* _Records contained in a dataset_:
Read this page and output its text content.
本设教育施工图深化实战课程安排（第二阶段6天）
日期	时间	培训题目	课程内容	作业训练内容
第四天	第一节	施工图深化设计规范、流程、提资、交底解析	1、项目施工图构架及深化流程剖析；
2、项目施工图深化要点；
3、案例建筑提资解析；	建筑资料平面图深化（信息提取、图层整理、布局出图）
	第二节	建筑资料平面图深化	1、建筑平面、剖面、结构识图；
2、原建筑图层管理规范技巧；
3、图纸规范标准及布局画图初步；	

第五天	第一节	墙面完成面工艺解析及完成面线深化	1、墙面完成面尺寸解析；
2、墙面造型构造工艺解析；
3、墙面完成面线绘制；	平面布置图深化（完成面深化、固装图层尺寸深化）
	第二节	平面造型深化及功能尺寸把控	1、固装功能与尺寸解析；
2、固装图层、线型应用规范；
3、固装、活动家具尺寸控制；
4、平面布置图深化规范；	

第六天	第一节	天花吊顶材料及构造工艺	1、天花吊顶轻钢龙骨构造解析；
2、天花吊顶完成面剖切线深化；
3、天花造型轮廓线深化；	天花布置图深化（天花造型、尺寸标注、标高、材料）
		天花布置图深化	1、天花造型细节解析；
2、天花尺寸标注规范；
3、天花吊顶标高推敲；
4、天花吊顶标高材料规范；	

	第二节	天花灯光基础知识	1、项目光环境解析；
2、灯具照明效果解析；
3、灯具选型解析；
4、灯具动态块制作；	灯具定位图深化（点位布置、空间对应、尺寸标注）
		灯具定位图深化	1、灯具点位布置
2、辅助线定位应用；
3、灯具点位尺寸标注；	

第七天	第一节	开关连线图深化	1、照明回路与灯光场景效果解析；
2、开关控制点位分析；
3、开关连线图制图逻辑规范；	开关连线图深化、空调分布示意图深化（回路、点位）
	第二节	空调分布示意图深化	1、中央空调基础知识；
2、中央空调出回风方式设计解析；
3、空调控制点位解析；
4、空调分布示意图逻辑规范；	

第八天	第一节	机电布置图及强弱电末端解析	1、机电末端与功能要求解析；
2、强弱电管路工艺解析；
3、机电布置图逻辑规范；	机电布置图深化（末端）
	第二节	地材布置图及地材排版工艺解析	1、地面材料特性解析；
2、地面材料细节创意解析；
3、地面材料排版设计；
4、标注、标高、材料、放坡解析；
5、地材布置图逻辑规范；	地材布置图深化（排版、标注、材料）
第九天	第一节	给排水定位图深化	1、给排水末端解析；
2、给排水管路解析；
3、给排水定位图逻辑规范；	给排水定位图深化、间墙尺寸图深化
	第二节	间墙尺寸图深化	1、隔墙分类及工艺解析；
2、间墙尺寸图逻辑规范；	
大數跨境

* _Written task_: Check each line of the records above for "天花布置图深化", and copy those that have it.

* _Solved problem_:
3、天花造型轮廓线深化；	天花布置图深化（天花造型、尺寸标注、标高、材料）
		天花布置图深化	1、天花造型细节解析；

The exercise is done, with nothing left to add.